begin Given information

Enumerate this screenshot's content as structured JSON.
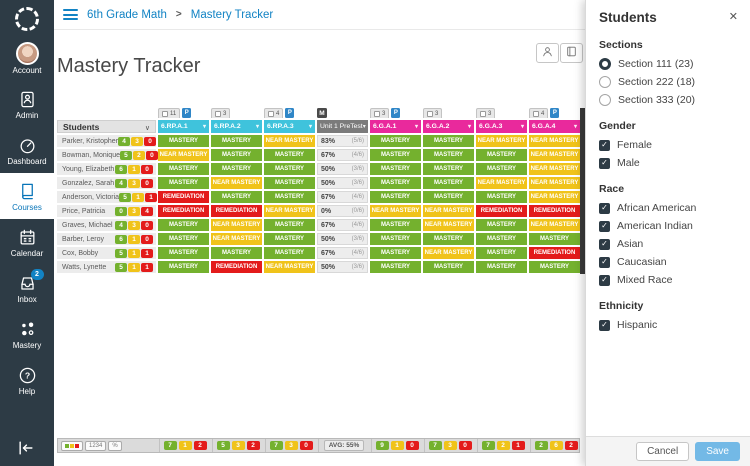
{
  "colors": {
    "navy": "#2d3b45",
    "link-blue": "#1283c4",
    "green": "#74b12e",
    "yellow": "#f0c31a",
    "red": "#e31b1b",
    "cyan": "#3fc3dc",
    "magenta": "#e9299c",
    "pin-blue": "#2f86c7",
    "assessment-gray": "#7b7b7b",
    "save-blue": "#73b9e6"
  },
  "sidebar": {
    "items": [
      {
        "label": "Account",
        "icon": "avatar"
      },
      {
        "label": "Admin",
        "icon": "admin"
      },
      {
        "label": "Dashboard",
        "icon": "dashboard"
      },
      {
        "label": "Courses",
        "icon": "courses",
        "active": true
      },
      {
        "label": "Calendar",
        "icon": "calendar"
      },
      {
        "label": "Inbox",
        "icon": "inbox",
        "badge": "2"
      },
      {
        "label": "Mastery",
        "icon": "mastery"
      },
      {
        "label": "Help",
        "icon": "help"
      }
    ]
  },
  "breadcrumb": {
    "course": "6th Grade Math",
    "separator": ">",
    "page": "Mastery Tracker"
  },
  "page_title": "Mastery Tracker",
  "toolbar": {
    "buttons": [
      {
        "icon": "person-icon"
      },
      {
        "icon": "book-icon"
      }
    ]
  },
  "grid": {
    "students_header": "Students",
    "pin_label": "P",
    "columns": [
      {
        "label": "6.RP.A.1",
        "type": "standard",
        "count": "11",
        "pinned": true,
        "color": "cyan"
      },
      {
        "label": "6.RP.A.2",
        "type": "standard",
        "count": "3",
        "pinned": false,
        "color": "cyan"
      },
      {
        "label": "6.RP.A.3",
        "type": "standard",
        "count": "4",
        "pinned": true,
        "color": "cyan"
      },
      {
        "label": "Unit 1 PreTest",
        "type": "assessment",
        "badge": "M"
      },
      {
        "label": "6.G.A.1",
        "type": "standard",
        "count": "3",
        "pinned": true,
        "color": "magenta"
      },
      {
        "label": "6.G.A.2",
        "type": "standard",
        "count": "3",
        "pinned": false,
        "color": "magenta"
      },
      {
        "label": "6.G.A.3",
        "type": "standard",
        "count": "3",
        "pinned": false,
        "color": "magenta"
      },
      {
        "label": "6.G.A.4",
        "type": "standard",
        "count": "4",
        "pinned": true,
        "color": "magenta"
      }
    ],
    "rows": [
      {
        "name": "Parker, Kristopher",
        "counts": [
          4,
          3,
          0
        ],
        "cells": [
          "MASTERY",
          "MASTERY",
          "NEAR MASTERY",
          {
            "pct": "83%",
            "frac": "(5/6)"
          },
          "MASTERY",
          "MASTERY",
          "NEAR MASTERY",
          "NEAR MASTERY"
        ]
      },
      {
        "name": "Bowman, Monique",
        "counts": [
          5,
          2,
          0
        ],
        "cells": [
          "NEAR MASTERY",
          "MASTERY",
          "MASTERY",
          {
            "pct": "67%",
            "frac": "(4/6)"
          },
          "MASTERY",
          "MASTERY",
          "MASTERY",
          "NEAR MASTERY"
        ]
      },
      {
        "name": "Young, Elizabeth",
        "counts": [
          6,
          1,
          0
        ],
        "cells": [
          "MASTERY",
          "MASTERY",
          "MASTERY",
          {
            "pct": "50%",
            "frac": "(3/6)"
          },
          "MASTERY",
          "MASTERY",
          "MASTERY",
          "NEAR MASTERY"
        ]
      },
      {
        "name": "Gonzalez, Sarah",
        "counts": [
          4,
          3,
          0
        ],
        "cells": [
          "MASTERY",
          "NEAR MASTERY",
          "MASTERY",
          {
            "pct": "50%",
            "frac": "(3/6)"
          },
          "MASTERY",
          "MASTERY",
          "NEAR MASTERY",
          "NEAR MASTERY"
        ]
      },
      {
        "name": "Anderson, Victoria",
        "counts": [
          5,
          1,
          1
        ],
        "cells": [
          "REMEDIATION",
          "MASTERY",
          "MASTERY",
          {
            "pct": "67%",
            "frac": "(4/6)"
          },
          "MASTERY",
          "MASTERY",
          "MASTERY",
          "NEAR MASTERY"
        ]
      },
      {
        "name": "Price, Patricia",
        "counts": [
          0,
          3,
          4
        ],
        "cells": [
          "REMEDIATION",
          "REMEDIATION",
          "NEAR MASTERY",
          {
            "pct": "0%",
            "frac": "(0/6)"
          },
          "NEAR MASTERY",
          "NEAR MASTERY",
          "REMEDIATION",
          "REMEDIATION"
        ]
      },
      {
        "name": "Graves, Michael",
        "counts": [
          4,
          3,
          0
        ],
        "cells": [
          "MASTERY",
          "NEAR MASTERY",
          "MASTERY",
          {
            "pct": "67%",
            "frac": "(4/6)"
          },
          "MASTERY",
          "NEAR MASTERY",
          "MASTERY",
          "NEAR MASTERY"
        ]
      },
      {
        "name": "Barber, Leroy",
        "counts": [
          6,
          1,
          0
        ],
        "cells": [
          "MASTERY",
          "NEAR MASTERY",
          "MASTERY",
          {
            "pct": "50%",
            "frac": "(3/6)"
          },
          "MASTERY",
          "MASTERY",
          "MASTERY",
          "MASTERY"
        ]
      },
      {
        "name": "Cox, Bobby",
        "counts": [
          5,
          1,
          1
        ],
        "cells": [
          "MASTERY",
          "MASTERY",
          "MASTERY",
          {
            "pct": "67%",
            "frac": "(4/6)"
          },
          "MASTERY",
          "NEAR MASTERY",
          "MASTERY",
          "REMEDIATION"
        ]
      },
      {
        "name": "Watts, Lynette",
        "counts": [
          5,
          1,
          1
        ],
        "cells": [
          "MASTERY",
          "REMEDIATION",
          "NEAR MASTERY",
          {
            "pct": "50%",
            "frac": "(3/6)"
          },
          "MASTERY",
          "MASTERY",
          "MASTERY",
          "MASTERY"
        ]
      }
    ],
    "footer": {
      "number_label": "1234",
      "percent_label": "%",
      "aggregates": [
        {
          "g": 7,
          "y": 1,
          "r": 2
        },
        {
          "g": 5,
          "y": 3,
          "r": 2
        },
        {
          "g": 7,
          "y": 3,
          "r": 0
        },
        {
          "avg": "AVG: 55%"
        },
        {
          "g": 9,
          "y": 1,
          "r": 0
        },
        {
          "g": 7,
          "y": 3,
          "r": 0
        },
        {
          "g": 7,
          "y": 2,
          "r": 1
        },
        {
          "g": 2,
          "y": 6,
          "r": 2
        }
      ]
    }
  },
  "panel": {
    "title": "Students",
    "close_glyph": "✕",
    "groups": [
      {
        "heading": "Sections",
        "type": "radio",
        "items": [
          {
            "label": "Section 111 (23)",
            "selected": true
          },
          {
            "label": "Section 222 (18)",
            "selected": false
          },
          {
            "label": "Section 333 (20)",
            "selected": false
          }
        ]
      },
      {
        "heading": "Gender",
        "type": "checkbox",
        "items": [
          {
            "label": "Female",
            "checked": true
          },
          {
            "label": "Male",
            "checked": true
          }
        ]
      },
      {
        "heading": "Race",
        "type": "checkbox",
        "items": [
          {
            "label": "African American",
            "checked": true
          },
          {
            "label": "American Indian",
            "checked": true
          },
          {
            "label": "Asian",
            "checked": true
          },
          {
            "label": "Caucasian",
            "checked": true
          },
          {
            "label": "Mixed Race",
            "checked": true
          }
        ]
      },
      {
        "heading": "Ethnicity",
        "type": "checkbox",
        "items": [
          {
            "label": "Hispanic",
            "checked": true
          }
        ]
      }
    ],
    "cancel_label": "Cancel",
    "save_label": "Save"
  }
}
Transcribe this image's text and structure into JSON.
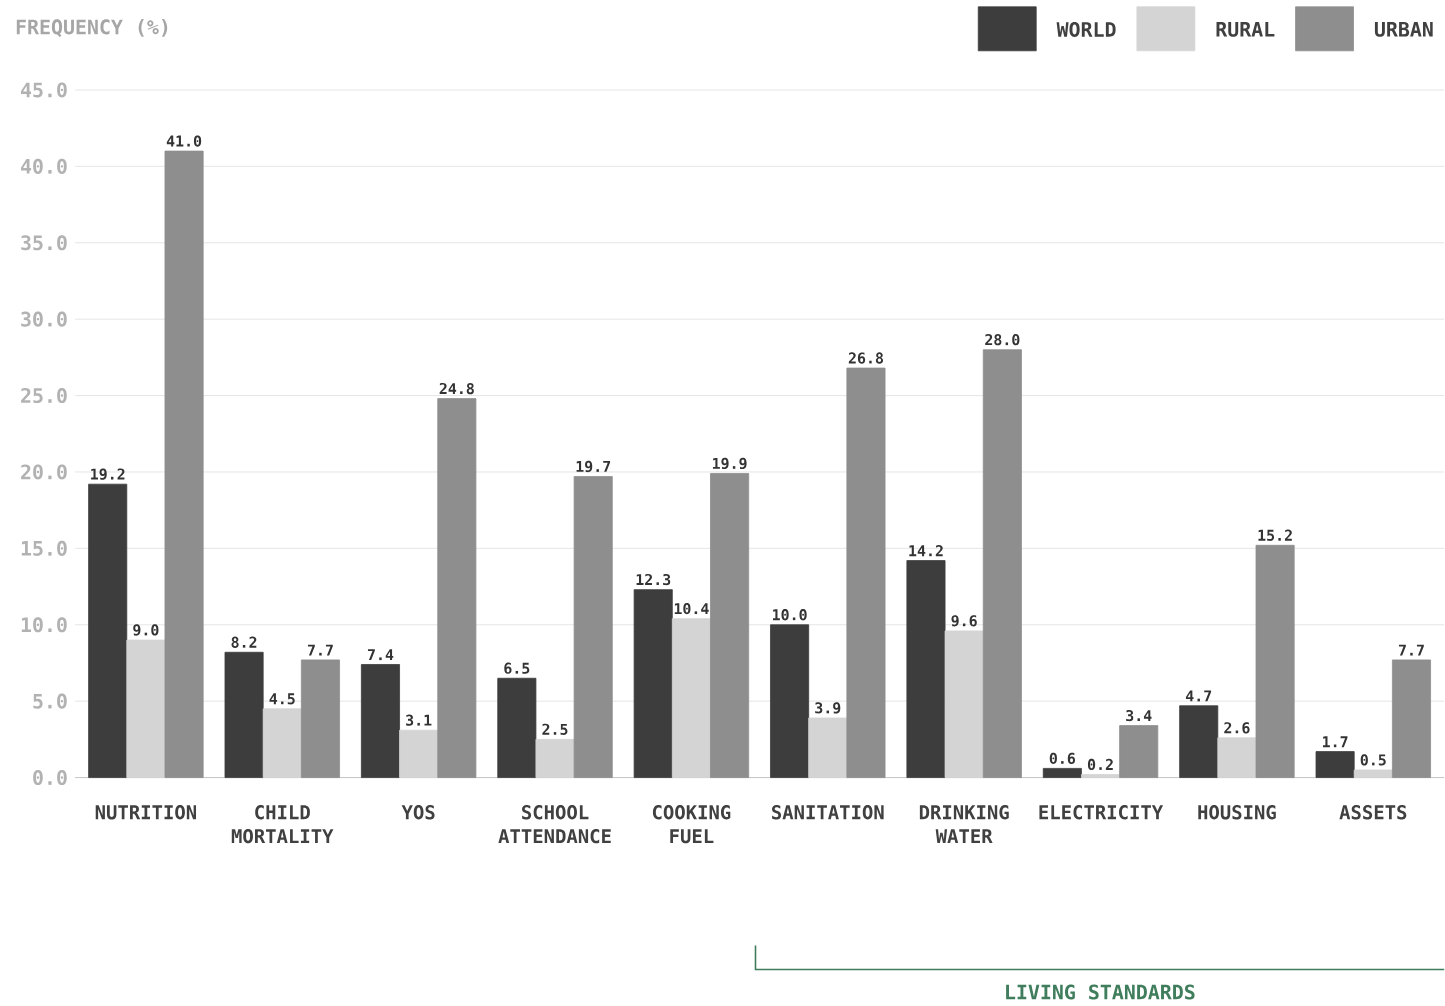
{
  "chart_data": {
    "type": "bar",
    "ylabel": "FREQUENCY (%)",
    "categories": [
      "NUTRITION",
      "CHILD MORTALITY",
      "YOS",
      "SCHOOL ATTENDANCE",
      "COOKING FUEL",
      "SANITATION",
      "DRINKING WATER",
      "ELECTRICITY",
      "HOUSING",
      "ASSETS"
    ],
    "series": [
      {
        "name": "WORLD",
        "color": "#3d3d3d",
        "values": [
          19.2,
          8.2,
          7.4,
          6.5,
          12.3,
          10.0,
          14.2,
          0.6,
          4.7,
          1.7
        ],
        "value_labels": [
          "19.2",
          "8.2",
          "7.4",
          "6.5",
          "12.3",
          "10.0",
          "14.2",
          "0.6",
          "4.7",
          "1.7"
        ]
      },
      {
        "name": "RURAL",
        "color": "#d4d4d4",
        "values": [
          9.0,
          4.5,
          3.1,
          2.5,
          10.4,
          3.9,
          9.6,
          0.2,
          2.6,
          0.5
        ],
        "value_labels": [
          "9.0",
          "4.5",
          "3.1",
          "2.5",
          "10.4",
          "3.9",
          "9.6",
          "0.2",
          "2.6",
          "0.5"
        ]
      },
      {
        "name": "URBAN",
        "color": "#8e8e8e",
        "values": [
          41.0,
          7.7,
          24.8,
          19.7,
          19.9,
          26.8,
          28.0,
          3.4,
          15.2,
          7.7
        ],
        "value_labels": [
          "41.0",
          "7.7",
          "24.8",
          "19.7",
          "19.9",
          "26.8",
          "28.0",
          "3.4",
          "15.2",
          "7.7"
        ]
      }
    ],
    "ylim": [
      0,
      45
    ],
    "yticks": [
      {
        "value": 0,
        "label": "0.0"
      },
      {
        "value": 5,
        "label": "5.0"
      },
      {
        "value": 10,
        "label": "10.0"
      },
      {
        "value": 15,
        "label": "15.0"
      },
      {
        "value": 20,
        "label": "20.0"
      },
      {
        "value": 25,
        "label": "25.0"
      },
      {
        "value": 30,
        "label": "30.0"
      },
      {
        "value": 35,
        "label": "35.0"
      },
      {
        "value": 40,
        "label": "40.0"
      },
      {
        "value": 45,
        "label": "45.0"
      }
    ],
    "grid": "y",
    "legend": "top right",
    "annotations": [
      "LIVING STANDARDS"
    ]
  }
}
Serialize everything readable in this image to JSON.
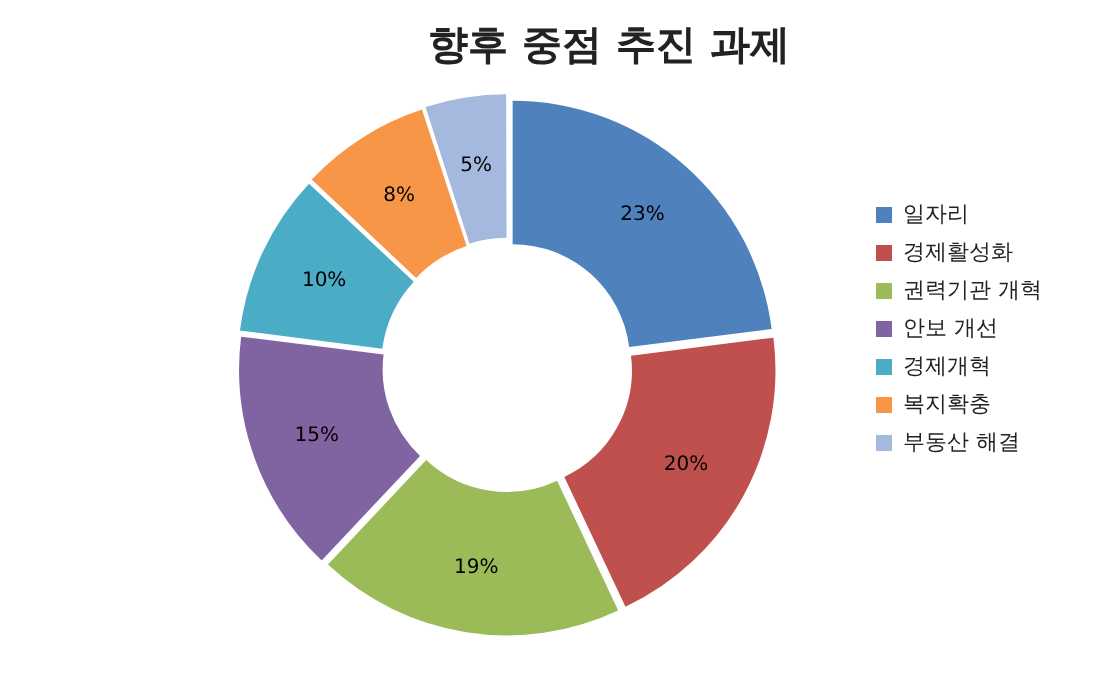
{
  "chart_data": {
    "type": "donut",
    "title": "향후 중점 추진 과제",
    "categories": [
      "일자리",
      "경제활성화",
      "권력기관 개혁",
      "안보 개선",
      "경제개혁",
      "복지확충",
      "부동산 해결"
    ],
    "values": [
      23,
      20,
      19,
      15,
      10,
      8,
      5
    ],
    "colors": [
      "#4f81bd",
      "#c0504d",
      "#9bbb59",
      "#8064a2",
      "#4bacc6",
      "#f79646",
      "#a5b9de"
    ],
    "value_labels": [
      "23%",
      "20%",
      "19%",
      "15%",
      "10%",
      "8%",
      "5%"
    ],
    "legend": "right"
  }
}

end Given information

**Requirement:**
Copy out every line where the word "icon" occurs.

**Exercise result:**
        "icon": "avatar"
        "icon": "admin"
        "icon": "dashboard"
        "icon": "courses",
        "icon": "calendar"
        "icon": "inbox",
        "icon": "mastery"
        "icon": "help"
        "icon": "person-icon"
        "icon": "book-icon"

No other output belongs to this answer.